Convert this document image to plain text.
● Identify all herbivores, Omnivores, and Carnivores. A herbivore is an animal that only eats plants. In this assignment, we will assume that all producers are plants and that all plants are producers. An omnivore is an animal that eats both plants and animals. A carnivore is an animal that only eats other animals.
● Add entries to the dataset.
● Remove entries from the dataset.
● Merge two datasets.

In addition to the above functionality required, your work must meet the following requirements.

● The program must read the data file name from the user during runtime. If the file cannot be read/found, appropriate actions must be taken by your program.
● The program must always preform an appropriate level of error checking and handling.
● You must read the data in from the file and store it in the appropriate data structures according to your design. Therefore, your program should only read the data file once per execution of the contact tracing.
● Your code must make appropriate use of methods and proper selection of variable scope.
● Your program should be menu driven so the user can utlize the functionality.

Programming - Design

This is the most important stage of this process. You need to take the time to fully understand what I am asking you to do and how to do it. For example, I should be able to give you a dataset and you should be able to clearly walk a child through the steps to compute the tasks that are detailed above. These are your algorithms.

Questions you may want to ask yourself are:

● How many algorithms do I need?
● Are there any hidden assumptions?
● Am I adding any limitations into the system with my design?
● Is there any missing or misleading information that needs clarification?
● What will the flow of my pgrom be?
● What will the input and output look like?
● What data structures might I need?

========================

→ WHAT IS EXPECTED
Extract the full listing above without altering anything.

→ OUTPUT OF THE EXERCISE
Convert this document image to plain text.
● Identify all herbivores, Omnivores, and Carnivores. A herbivore is an animal that only eats plants. In this assignment, we will assume that all producers are plants and that all plants are producers. An omnivore is an animal that eats both plants and animals. A carnivore is an animal that only eats other animals.
● Add entries to the dataset.
● Remove entries from the dataset.
● Merge two datasets.

In addition to the above functionality required, your work must meet the following requirements.

● The program must read the data file name from the user during runtime. If the file cannot be read/found, appropriate actions must be taken by your program.
● The program must always preform an appropriate level of error checking and handling.
● You must read the data in from the file and store it in the appropriate data structures according to your design. Therefore, your program should only read the data file once per execution of the contact tracing.
● Your code must make appropriate use of methods and proper selection of variable scope.
● Your program should be menu driven so the user can utlize the functionality.

Programming - Design

This is the most important stage of this process. You need to take the time to fully understand what I am asking you to do and how to do it. For example, I should be able to give you a dataset and you should be able to clearly walk a child through the steps to compute the tasks that are detailed above. These are your algorithms.

Questions you may want to ask yourself are:

● How many algorithms do I need?
● Are there any hidden assumptions?
● Am I adding any limitations into the system with my design?
● Is there any missing or misleading information that needs clarification?
● What will the flow of my pgrom be?
● What will the input and output look like?
● What data structures might I need?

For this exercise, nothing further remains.